[Excerpts from a figure dataset]
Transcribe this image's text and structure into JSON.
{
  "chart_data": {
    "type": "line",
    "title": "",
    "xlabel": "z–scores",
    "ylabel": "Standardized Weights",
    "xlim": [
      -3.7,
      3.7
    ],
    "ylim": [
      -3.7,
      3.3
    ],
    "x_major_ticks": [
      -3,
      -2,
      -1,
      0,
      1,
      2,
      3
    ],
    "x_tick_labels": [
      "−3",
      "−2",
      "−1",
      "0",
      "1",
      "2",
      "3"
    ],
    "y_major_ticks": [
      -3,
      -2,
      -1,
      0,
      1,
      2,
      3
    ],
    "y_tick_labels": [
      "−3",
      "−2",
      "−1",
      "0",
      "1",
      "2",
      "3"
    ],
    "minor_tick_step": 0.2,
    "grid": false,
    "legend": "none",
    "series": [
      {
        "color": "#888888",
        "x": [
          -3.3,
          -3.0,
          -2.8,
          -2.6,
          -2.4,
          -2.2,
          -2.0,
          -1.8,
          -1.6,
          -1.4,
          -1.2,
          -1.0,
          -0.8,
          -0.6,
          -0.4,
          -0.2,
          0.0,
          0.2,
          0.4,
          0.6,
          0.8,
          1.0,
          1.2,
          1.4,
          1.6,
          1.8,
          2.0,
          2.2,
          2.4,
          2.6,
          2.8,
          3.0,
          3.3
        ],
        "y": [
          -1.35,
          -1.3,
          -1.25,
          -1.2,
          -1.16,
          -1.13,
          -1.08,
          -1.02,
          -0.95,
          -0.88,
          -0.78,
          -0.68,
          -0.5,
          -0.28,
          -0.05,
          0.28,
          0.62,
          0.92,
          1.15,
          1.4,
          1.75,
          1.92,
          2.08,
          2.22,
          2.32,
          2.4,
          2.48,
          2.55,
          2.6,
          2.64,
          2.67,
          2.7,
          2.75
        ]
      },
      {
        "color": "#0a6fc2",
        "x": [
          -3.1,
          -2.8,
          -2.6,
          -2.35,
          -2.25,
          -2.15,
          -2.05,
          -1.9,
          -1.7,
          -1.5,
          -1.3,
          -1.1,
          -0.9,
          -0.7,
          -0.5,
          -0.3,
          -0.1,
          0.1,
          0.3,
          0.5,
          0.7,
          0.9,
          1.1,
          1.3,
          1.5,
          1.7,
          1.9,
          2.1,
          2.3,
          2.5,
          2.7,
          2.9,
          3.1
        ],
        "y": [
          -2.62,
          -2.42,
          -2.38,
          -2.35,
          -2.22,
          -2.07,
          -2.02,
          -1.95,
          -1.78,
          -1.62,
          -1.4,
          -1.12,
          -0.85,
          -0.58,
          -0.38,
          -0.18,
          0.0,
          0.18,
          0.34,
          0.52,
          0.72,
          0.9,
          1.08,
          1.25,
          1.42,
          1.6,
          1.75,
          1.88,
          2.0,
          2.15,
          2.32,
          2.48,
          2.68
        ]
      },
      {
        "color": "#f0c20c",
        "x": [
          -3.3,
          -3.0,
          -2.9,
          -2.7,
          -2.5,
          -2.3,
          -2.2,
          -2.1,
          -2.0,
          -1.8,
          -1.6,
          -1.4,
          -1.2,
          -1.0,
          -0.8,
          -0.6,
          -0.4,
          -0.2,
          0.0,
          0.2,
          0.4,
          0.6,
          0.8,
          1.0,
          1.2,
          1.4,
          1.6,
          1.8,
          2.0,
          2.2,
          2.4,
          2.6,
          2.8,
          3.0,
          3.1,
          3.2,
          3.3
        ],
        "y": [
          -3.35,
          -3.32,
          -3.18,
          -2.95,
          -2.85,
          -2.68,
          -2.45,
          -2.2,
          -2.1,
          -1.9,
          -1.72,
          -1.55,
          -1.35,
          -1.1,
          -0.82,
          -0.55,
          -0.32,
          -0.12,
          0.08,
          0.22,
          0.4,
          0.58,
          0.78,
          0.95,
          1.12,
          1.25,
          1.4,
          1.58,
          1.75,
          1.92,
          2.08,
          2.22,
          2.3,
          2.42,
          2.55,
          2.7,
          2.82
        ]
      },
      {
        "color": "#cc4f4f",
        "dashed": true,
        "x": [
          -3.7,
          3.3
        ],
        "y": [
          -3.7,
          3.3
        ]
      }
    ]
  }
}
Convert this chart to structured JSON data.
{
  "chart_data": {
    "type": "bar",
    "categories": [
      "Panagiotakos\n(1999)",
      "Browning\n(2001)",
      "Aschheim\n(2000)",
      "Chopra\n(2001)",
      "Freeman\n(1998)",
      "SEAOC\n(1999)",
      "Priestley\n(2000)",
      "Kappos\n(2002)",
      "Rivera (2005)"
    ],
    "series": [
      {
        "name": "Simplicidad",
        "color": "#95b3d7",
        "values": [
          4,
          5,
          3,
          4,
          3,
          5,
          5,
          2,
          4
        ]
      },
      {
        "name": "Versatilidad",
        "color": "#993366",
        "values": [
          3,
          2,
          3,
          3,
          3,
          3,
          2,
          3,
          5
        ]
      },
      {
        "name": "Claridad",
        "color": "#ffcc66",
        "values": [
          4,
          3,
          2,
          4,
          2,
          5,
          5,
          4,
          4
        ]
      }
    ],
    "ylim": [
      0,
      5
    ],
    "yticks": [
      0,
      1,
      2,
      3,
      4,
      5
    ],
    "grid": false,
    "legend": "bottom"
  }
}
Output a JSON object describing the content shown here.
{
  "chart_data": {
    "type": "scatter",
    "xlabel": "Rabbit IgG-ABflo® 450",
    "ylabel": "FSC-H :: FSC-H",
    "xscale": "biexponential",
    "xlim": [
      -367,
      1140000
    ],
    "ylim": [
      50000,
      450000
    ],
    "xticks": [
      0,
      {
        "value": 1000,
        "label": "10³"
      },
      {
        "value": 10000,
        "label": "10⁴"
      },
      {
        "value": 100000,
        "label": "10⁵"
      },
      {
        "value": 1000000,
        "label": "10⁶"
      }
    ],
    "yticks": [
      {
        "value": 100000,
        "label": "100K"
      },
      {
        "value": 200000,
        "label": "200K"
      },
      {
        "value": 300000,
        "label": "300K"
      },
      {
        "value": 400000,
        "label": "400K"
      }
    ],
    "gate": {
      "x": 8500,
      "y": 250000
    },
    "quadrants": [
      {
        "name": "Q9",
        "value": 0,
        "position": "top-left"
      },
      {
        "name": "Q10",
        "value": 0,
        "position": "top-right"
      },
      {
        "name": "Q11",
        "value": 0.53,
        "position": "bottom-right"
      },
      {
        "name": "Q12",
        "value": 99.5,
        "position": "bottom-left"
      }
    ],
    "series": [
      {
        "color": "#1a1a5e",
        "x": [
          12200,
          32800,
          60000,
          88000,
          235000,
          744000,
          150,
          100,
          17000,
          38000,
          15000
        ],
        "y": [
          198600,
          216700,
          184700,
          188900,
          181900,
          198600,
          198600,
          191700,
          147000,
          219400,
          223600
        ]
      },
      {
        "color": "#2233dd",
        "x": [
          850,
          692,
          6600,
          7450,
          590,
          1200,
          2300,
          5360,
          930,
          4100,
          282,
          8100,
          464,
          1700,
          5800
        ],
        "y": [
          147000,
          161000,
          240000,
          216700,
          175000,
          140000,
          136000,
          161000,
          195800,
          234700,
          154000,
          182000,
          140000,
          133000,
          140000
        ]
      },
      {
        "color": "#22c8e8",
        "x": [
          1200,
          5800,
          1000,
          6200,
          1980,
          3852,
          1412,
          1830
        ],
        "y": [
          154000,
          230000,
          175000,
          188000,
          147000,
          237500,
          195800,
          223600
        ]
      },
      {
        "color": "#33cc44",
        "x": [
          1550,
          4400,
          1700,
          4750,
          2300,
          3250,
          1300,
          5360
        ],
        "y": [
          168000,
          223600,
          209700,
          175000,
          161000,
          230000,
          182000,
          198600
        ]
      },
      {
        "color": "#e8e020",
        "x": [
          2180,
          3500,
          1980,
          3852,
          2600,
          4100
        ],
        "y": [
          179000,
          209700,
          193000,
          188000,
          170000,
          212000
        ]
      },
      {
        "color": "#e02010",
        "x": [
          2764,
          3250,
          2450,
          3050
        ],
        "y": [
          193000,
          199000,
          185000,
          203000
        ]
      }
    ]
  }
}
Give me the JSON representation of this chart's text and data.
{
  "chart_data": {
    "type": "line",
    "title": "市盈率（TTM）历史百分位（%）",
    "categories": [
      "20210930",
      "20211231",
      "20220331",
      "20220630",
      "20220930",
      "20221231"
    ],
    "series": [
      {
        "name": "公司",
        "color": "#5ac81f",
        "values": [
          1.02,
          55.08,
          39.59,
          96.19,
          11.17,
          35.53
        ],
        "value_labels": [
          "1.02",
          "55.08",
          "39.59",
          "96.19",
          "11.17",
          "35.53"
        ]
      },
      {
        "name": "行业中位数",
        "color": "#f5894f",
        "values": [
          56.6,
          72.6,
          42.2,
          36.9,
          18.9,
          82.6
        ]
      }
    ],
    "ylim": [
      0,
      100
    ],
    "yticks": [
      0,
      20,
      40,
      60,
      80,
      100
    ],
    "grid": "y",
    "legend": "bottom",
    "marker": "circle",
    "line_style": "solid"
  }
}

WHAT TO WORK ON - Reproduce each line of the material containing the word "type".

TASK SOLUTION -
    "type": "line",
    "type": "bar",
    "type": "scatter",
    "type": "line",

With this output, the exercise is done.